> **Your objective**: Will you extract the entries word for word? Images should not appear in the copy.

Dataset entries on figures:
═══

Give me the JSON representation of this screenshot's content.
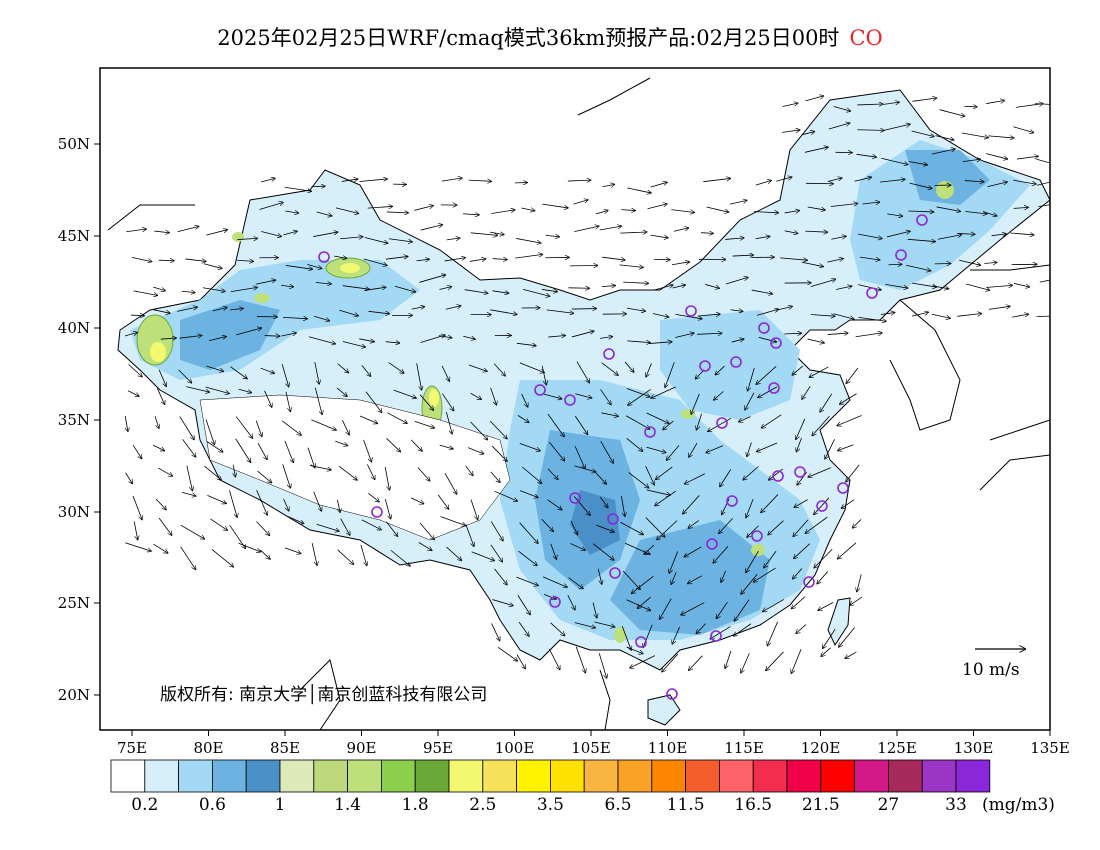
{
  "title": {
    "text": "2025年02月25日WRF/cmaq模式36km预报产品:02月25日00时",
    "species": "CO",
    "species_color": "#e8262a"
  },
  "axes": {
    "lat_labels": [
      "50N",
      "45N",
      "40N",
      "35N",
      "30N",
      "25N",
      "20N"
    ],
    "lon_labels": [
      "75E",
      "80E",
      "85E",
      "90E",
      "95E",
      "100E",
      "105E",
      "110E",
      "115E",
      "120E",
      "125E",
      "130E",
      "135E"
    ]
  },
  "copyright": "版权所有: 南京大学│南京创蓝科技有限公司",
  "wind_scale_label": "10 m/s",
  "colorbar": {
    "colors": [
      "#ffffff",
      "#d6effb",
      "#a3d9f5",
      "#6cb3e2",
      "#4a8fc8",
      "#dde9b8",
      "#bfd87c",
      "#bde07a",
      "#8ccf4c",
      "#6aa839",
      "#f2f971",
      "#f5e25a",
      "#fff200",
      "#ffe100",
      "#f9b540",
      "#faa227",
      "#ff8600",
      "#f25f2c",
      "#fe6369",
      "#f22d4e",
      "#f0004b",
      "#ff0000",
      "#d51888",
      "#a8295c",
      "#9b35c5",
      "#8b27d9"
    ],
    "labels": [
      "0.2",
      "0.6",
      "1",
      "1.4",
      "1.8",
      "2.5",
      "3.5",
      "6.5",
      "11.5",
      "16.5",
      "21.5",
      "27",
      "33"
    ],
    "units": "(mg/m3)"
  },
  "station_color": "#8b27d9"
}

═══

> **Answer to this exercise**:
Give me the JSON representation of this screenshot's content.
{
  "title": {
    "text": "2025年02月25日WRF/cmaq模式36km预报产品:02月25日00时",
    "species": "CO",
    "species_color": "#e8262a"
  },
  "axes": {
    "lat_labels": [
      "50N",
      "45N",
      "40N",
      "35N",
      "30N",
      "25N",
      "20N"
    ],
    "lon_labels": [
      "75E",
      "80E",
      "85E",
      "90E",
      "95E",
      "100E",
      "105E",
      "110E",
      "115E",
      "120E",
      "125E",
      "130E",
      "135E"
    ]
  },
  "copyright": "版权所有: 南京大学│南京创蓝科技有限公司",
  "wind_scale_label": "10 m/s",
  "colorbar": {
    "colors": [
      "#ffffff",
      "#d6effb",
      "#a3d9f5",
      "#6cb3e2",
      "#4a8fc8",
      "#dde9b8",
      "#bfd87c",
      "#bde07a",
      "#8ccf4c",
      "#6aa839",
      "#f2f971",
      "#f5e25a",
      "#fff200",
      "#ffe100",
      "#f9b540",
      "#faa227",
      "#ff8600",
      "#f25f2c",
      "#fe6369",
      "#f22d4e",
      "#f0004b",
      "#ff0000",
      "#d51888",
      "#a8295c",
      "#9b35c5",
      "#8b27d9"
    ],
    "labels": [
      "0.2",
      "0.6",
      "1",
      "1.4",
      "1.8",
      "2.5",
      "3.5",
      "6.5",
      "11.5",
      "16.5",
      "21.5",
      "27",
      "33"
    ],
    "units": "(mg/m3)"
  },
  "station_color": "#8b27d9"
}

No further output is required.